> [REQUIREMENTS] Give the records back in full, exactly as they read.

--

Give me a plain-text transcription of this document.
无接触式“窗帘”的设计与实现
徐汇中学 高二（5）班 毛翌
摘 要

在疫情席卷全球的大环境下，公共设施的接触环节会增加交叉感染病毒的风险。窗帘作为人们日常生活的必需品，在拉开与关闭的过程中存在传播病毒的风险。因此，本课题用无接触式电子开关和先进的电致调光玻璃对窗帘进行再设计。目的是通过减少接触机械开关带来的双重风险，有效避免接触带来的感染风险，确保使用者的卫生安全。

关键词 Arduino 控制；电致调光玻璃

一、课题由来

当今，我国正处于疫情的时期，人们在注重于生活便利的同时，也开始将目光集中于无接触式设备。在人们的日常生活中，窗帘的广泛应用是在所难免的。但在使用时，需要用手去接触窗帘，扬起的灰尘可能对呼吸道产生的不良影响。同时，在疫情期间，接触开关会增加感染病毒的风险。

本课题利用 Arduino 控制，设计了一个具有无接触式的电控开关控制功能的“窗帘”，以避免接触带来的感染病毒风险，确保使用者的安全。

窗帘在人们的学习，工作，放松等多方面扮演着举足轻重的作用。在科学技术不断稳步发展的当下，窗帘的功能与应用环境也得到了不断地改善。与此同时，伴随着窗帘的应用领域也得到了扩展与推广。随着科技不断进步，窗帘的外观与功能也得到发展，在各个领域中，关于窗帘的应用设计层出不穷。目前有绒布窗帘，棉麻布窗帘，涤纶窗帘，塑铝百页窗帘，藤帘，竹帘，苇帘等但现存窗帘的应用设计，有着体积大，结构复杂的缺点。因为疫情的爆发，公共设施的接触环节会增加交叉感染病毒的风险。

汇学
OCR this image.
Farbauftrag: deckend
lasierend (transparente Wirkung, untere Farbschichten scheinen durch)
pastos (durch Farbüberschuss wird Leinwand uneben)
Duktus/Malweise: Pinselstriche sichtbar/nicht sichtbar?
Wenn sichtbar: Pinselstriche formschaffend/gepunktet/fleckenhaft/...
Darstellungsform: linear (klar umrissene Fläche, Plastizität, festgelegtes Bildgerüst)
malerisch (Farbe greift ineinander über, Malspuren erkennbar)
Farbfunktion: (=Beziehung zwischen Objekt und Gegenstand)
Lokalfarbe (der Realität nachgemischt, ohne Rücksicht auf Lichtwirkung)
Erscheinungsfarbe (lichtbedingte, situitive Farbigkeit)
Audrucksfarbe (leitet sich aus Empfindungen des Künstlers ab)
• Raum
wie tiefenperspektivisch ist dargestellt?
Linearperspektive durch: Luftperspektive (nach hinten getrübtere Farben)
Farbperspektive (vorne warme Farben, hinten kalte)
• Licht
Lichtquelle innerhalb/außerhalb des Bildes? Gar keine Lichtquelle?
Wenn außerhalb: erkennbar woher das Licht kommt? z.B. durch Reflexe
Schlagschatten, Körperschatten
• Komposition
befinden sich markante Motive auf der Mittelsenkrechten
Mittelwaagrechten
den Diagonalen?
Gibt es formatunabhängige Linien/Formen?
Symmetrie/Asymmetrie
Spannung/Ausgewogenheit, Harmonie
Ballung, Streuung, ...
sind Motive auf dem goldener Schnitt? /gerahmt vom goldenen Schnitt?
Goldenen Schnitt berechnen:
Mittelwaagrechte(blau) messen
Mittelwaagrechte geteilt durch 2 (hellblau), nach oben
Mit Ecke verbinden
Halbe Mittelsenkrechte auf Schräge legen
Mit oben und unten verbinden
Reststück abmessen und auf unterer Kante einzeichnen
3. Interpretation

--

> [THE OUTPUT]
Give me a plain-text transcription of this document.
无接触式“窗帘”的设计与实现
徐汇中学 高二（5）班 毛翌
摘 要

在疫情席卷全球的大环境下，公共设施的接触环节会增加交叉感染病毒的风险。窗帘作为人们日常生活的必需品，在拉开与关闭的过程中存在传播病毒的风险。因此，本课题用无接触式电子开关和先进的电致调光玻璃对窗帘进行再设计。目的是通过减少接触机械开关带来的双重风险，有效避免接触带来的感染风险，确保使用者的卫生安全。

关键词 Arduino 控制；电致调光玻璃

一、课题由来

当今，我国正处于疫情的时期，人们在注重于生活便利的同时，也开始将目光集中于无接触式设备。在人们的日常生活中，窗帘的广泛应用是在所难免的。但在使用时，需要用手去接触窗帘，扬起的灰尘可能对呼吸道产生的不良影响。同时，在疫情期间，接触开关会增加感染病毒的风险。

本课题利用 Arduino 控制，设计了一个具有无接触式的电控开关控制功能的“窗帘”，以避免接触带来的感染病毒风险，确保使用者的安全。

窗帘在人们的学习，工作，放松等多方面扮演着举足轻重的作用。在科学技术不断稳步发展的当下，窗帘的功能与应用环境也得到了不断地改善。与此同时，伴随着窗帘的应用领域也得到了扩展与推广。随着科技不断进步，窗帘的外观与功能也得到发展，在各个领域中，关于窗帘的应用设计层出不穷。目前有绒布窗帘，棉麻布窗帘，涤纶窗帘，塑铝百页窗帘，藤帘，竹帘，苇帘等但现存窗帘的应用设计，有着体积大，结构复杂的缺点。因为疫情的爆发，公共设施的接触环节会增加交叉感染病毒的风险。

汇学
OCR this image.
Farbauftrag: deckend
lasierend (transparente Wirkung, untere Farbschichten scheinen durch)
pastos (durch Farbüberschuss wird Leinwand uneben)
Duktus/Malweise: Pinselstriche sichtbar/nicht sichtbar?
Wenn sichtbar: Pinselstriche formschaffend/gepunktet/fleckenhaft/...
Darstellungsform: linear (klar umrissene Fläche, Plastizität, festgelegtes Bildgerüst)
malerisch (Farbe greift ineinander über, Malspuren erkennbar)
Farbfunktion: (=Beziehung zwischen Objekt und Gegenstand)
Lokalfarbe (der Realität nachgemischt, ohne Rücksicht auf Lichtwirkung)
Erscheinungsfarbe (lichtbedingte, situitive Farbigkeit)
Audrucksfarbe (leitet sich aus Empfindungen des Künstlers ab)
• Raum
wie tiefenperspektivisch ist dargestellt?
Linearperspektive durch: Luftperspektive (nach hinten getrübtere Farben)
Farbperspektive (vorne warme Farben, hinten kalte)
• Licht
Lichtquelle innerhalb/außerhalb des Bildes? Gar keine Lichtquelle?
Wenn außerhalb: erkennbar woher das Licht kommt? z.B. durch Reflexe
Schlagschatten, Körperschatten
• Komposition
befinden sich markante Motive auf der Mittelsenkrechten
Mittelwaagrechten
den Diagonalen?
Gibt es formatunabhängige Linien/Formen?
Symmetrie/Asymmetrie
Spannung/Ausgewogenheit, Harmonie
Ballung, Streuung, ...
sind Motive auf dem goldener Schnitt? /gerahmt vom goldenen Schnitt?
Goldenen Schnitt berechnen:
Mittelwaagrechte(blau) messen
Mittelwaagrechte geteilt durch 2 (hellblau), nach oben
Mit Ecke verbinden
Halbe Mittelsenkrechte auf Schräge legen
Mit oben und unten verbinden
Reststück abmessen und auf unterer Kante einzeichnen
3. Interpretation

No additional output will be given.